[Recorded data]
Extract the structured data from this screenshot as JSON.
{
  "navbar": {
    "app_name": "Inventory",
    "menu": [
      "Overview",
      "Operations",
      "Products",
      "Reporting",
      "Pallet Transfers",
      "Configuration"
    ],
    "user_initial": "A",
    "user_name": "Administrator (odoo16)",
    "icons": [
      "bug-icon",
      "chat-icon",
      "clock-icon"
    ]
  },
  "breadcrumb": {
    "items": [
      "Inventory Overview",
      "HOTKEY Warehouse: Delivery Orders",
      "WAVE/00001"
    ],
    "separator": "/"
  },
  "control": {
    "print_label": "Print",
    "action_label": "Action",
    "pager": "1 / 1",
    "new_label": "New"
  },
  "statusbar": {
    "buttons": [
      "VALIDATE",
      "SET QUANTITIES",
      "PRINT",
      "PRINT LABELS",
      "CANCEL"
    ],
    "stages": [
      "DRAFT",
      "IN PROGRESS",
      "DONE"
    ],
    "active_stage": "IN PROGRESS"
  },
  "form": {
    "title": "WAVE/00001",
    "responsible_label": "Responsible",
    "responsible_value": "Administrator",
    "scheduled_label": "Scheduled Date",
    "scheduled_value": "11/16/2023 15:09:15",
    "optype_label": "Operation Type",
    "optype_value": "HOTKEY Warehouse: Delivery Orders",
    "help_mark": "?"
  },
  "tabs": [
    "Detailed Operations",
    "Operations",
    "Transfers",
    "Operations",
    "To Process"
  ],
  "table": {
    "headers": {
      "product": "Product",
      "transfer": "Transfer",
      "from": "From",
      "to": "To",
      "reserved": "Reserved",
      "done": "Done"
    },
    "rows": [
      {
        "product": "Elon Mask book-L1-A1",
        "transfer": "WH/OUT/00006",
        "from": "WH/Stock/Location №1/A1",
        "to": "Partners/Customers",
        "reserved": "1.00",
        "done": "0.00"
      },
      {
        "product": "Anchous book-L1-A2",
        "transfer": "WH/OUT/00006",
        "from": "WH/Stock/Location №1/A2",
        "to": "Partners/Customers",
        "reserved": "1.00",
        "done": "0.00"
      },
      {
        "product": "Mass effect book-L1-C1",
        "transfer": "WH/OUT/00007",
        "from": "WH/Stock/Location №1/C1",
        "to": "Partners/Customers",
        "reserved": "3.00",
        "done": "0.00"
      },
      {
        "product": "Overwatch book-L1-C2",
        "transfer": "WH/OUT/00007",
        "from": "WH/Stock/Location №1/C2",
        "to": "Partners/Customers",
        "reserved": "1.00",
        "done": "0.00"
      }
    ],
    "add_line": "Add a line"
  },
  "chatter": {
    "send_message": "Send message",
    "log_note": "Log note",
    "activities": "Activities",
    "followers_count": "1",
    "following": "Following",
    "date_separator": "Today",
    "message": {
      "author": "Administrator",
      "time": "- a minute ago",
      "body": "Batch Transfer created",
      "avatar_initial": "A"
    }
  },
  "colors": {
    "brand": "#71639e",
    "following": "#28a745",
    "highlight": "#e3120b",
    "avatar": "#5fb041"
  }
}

---

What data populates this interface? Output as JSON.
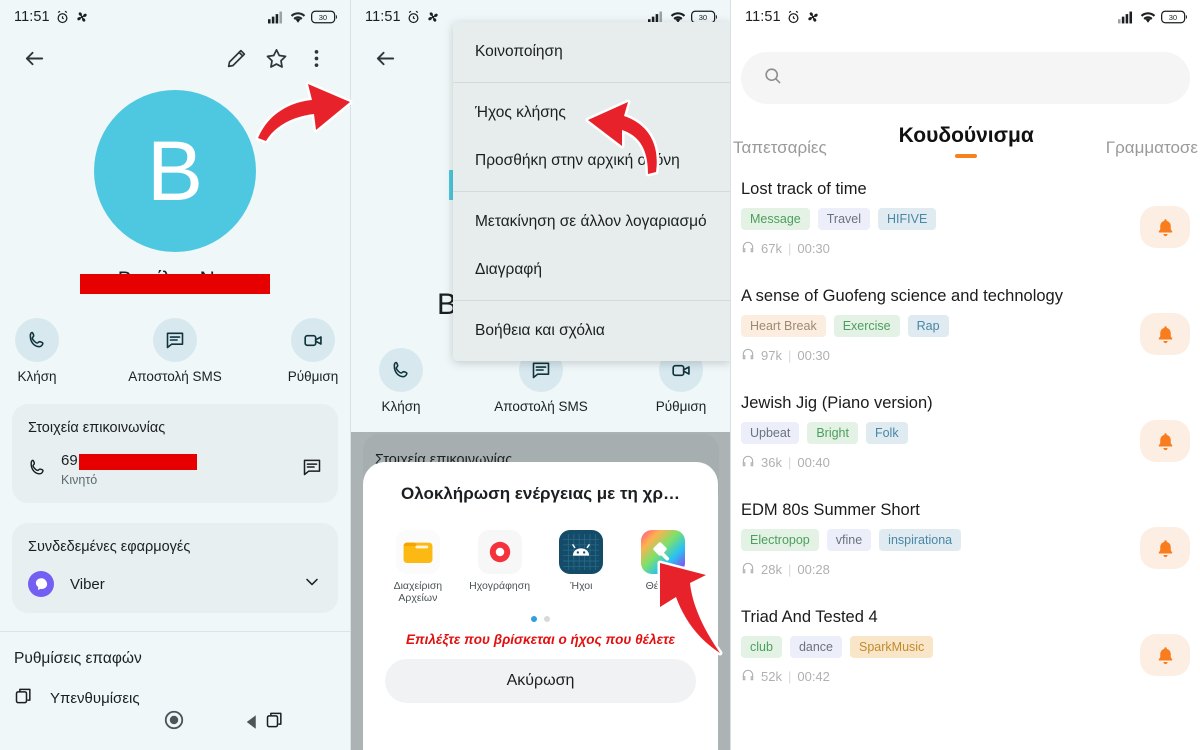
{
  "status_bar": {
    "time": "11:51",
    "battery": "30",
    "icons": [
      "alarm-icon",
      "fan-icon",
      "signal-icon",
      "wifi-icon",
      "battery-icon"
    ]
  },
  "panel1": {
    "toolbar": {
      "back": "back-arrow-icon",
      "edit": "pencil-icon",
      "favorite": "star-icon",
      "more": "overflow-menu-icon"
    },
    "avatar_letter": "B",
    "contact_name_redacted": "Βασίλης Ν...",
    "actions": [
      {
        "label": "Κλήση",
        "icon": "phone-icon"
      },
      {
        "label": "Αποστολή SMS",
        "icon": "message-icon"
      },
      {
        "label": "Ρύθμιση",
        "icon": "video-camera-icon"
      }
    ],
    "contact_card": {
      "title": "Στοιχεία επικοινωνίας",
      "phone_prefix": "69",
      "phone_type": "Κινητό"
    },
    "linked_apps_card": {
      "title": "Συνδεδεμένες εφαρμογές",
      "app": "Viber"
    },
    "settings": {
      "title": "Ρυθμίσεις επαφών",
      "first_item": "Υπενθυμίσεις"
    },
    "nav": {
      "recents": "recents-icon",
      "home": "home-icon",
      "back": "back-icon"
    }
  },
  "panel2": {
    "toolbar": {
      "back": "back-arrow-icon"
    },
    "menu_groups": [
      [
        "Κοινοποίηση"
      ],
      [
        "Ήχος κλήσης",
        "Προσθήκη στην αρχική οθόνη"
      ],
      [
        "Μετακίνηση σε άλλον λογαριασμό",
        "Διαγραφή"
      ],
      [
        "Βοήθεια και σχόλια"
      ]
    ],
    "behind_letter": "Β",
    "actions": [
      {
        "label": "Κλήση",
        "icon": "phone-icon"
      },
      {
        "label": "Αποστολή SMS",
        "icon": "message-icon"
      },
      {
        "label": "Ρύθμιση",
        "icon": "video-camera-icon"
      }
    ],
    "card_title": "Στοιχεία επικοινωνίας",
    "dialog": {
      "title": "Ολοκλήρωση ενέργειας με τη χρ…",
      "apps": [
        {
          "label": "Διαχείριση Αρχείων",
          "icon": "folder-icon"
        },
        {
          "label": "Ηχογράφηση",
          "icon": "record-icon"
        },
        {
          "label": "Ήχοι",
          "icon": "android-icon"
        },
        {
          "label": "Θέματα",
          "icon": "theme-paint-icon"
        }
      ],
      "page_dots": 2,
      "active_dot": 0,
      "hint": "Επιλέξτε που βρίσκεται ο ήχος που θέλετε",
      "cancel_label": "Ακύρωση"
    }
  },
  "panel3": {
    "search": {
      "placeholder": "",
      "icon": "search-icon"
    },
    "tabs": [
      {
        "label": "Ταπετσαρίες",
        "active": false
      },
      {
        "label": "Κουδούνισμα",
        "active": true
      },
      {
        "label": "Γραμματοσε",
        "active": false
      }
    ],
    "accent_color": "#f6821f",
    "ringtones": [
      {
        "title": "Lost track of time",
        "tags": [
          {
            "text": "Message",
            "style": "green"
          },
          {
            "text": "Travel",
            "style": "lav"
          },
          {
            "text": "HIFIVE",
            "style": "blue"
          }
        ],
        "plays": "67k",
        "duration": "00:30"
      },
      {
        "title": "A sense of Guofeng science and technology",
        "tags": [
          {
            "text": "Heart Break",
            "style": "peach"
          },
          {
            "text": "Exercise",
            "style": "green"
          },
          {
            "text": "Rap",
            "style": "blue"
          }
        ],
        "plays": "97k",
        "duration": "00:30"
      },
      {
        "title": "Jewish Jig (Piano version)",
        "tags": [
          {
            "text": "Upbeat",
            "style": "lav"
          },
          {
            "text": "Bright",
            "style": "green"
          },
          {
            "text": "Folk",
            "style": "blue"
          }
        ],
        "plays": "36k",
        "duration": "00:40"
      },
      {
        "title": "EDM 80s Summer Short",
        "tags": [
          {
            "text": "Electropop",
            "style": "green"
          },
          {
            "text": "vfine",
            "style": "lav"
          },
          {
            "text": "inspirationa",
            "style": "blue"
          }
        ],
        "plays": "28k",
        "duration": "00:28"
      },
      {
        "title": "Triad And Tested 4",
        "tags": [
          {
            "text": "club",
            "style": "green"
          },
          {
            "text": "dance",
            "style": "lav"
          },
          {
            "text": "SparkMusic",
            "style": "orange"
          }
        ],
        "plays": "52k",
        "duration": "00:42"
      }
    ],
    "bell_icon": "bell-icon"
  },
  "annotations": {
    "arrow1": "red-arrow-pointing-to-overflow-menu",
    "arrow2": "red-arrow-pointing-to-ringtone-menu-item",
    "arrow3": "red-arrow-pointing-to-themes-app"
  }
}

* * *

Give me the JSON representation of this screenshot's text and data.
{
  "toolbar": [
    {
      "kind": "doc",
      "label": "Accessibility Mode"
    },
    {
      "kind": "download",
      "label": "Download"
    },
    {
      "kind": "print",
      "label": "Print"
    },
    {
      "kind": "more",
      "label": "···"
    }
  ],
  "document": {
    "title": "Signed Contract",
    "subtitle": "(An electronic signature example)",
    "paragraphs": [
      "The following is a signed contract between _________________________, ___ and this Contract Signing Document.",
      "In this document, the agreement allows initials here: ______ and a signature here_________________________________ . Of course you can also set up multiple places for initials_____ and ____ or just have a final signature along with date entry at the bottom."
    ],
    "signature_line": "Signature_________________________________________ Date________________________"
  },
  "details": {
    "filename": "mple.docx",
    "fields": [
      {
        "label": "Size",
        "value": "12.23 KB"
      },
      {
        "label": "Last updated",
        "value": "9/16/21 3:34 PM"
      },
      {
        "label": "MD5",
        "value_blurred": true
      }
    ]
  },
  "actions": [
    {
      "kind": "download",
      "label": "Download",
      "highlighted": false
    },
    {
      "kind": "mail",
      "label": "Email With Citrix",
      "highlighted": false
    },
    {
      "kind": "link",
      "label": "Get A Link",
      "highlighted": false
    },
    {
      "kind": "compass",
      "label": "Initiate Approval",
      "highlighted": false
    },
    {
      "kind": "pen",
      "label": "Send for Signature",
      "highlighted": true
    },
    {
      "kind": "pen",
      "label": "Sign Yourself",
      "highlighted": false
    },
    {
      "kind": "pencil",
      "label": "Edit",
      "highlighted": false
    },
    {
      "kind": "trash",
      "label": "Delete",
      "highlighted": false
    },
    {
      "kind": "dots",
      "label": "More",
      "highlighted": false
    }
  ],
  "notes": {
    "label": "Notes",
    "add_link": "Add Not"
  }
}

» **PROBLEM STATEMENT**: Which lines hold the word "JSON"? Copy every one of them.

» **FINAL RESULT**:
Extract the structured data from this screenshot as JSON.
What data populates this interface? Output as JSON.
Give me the JSON representation of this screenshot's text and data.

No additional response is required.